— Start of Given data —

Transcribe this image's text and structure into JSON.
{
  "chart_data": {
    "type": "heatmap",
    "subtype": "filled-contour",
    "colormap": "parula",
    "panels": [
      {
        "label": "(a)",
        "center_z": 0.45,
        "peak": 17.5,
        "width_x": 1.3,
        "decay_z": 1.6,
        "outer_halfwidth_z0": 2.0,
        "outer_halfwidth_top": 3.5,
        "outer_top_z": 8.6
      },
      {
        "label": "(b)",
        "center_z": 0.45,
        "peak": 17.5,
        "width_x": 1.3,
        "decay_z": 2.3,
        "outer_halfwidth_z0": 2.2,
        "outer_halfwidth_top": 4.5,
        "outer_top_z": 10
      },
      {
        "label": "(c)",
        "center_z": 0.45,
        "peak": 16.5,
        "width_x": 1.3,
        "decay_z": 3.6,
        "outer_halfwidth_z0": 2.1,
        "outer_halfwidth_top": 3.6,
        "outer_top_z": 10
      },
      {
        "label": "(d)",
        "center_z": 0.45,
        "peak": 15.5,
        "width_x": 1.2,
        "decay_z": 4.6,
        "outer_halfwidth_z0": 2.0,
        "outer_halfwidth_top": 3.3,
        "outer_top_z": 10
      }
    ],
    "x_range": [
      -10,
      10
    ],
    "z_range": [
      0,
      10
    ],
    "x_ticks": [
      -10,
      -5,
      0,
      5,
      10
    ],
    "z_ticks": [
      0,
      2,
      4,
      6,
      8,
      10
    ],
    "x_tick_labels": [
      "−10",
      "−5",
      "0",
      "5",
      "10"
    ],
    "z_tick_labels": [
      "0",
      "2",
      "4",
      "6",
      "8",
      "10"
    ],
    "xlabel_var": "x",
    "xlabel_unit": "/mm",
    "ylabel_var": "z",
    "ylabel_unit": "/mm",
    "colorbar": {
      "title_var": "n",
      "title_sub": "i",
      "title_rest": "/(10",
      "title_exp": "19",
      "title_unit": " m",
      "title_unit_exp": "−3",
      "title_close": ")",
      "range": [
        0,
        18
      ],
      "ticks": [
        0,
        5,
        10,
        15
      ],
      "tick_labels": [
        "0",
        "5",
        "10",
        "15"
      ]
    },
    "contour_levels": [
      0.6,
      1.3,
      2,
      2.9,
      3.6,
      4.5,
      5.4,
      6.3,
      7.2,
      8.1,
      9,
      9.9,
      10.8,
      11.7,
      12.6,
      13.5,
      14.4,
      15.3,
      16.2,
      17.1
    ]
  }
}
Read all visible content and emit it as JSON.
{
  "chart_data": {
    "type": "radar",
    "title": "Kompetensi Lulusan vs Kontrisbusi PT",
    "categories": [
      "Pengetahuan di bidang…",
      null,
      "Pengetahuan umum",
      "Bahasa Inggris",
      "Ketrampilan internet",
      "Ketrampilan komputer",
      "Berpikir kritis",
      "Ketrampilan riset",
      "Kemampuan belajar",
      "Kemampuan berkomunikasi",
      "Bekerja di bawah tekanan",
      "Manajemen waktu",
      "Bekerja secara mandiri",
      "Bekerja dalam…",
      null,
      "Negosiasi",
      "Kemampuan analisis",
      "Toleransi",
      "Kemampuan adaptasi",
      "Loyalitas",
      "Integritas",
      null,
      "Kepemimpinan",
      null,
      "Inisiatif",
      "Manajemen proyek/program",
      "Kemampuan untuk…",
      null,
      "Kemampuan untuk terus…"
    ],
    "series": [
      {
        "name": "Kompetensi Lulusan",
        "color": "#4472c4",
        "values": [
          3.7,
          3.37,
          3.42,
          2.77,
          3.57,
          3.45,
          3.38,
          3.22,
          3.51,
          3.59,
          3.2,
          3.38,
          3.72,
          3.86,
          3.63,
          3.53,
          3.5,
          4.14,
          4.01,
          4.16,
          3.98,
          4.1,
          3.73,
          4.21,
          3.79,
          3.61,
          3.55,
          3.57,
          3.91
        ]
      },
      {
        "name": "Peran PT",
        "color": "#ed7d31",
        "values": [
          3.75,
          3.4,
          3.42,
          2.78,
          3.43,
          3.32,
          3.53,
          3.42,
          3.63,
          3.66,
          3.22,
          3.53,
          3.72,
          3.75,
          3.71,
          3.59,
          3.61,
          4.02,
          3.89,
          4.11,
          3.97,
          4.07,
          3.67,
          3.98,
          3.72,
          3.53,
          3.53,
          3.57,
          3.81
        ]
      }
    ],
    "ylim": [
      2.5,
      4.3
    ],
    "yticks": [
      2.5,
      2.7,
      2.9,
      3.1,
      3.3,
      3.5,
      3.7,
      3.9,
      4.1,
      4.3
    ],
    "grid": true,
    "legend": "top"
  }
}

— End of Given data —

→ **Task directions**:
Output the entries exactly.

→ **Output of the exercise**:
Transcribe this image's text and structure into JSON.
{
  "chart_data": {
    "type": "heatmap",
    "subtype": "filled-contour",
    "colormap": "parula",
    "panels": [
      {
        "label": "(a)",
        "center_z": 0.45,
        "peak": 17.5,
        "width_x": 1.3,
        "decay_z": 1.6,
        "outer_halfwidth_z0": 2.0,
        "outer_halfwidth_top": 3.5,
        "outer_top_z": 8.6
      },
      {
        "label": "(b)",
        "center_z": 0.45,
        "peak": 17.5,
        "width_x": 1.3,
        "decay_z": 2.3,
        "outer_halfwidth_z0": 2.2,
        "outer_halfwidth_top": 4.5,
        "outer_top_z": 10
      },
      {
        "label": "(c)",
        "center_z": 0.45,
        "peak": 16.5,
        "width_x": 1.3,
        "decay_z": 3.6,
        "outer_halfwidth_z0": 2.1,
        "outer_halfwidth_top": 3.6,
        "outer_top_z": 10
      },
      {
        "label": "(d)",
        "center_z": 0.45,
        "peak": 15.5,
        "width_x": 1.2,
        "decay_z": 4.6,
        "outer_halfwidth_z0": 2.0,
        "outer_halfwidth_top": 3.3,
        "outer_top_z": 10
      }
    ],
    "x_range": [
      -10,
      10
    ],
    "z_range": [
      0,
      10
    ],
    "x_ticks": [
      -10,
      -5,
      0,
      5,
      10
    ],
    "z_ticks": [
      0,
      2,
      4,
      6,
      8,
      10
    ],
    "x_tick_labels": [
      "−10",
      "−5",
      "0",
      "5",
      "10"
    ],
    "z_tick_labels": [
      "0",
      "2",
      "4",
      "6",
      "8",
      "10"
    ],
    "xlabel_var": "x",
    "xlabel_unit": "/mm",
    "ylabel_var": "z",
    "ylabel_unit": "/mm",
    "colorbar": {
      "title_var": "n",
      "title_sub": "i",
      "title_rest": "/(10",
      "title_exp": "19",
      "title_unit": " m",
      "title_unit_exp": "−3",
      "title_close": ")",
      "range": [
        0,
        18
      ],
      "ticks": [
        0,
        5,
        10,
        15
      ],
      "tick_labels": [
        "0",
        "5",
        "10",
        "15"
      ]
    },
    "contour_levels": [
      0.6,
      1.3,
      2,
      2.9,
      3.6,
      4.5,
      5.4,
      6.3,
      7.2,
      8.1,
      9,
      9.9,
      10.8,
      11.7,
      12.6,
      13.5,
      14.4,
      15.3,
      16.2,
      17.1
    ]
  }
}
Read all visible content and emit it as JSON.
{
  "chart_data": {
    "type": "radar",
    "title": "Kompetensi Lulusan vs Kontrisbusi PT",
    "categories": [
      "Pengetahuan di bidang…",
      null,
      "Pengetahuan umum",
      "Bahasa Inggris",
      "Ketrampilan internet",
      "Ketrampilan komputer",
      "Berpikir kritis",
      "Ketrampilan riset",
      "Kemampuan belajar",
      "Kemampuan berkomunikasi",
      "Bekerja di bawah tekanan",
      "Manajemen waktu",
      "Bekerja secara mandiri",
      "Bekerja dalam…",
      null,
      "Negosiasi",
      "Kemampuan analisis",
      "Toleransi",
      "Kemampuan adaptasi",
      "Loyalitas",
      "Integritas",
      null,
      "Kepemimpinan",
      null,
      "Inisiatif",
      "Manajemen proyek/program",
      "Kemampuan untuk…",
      null,
      "Kemampuan untuk terus…"
    ],
    "series": [
      {
        "name": "Kompetensi Lulusan",
        "color": "#4472c4",
        "values": [
          3.7,
          3.37,
          3.42,
          2.77,
          3.57,
          3.45,
          3.38,
          3.22,
          3.51,
          3.59,
          3.2,
          3.38,
          3.72,
          3.86,
          3.63,
          3.53,
          3.5,
          4.14,
          4.01,
          4.16,
          3.98,
          4.1,
          3.73,
          4.21,
          3.79,
          3.61,
          3.55,
          3.57,
          3.91
        ]
      },
      {
        "name": "Peran PT",
        "color": "#ed7d31",
        "values": [
          3.75,
          3.4,
          3.42,
          2.78,
          3.43,
          3.32,
          3.53,
          3.42,
          3.63,
          3.66,
          3.22,
          3.53,
          3.72,
          3.75,
          3.71,
          3.59,
          3.61,
          4.02,
          3.89,
          4.11,
          3.97,
          4.07,
          3.67,
          3.98,
          3.72,
          3.53,
          3.53,
          3.57,
          3.81
        ]
      }
    ],
    "ylim": [
      2.5,
      4.3
    ],
    "yticks": [
      2.5,
      2.7,
      2.9,
      3.1,
      3.3,
      3.5,
      3.7,
      3.9,
      4.1,
      4.3
    ],
    "grid": true,
    "legend": "top"
  }
}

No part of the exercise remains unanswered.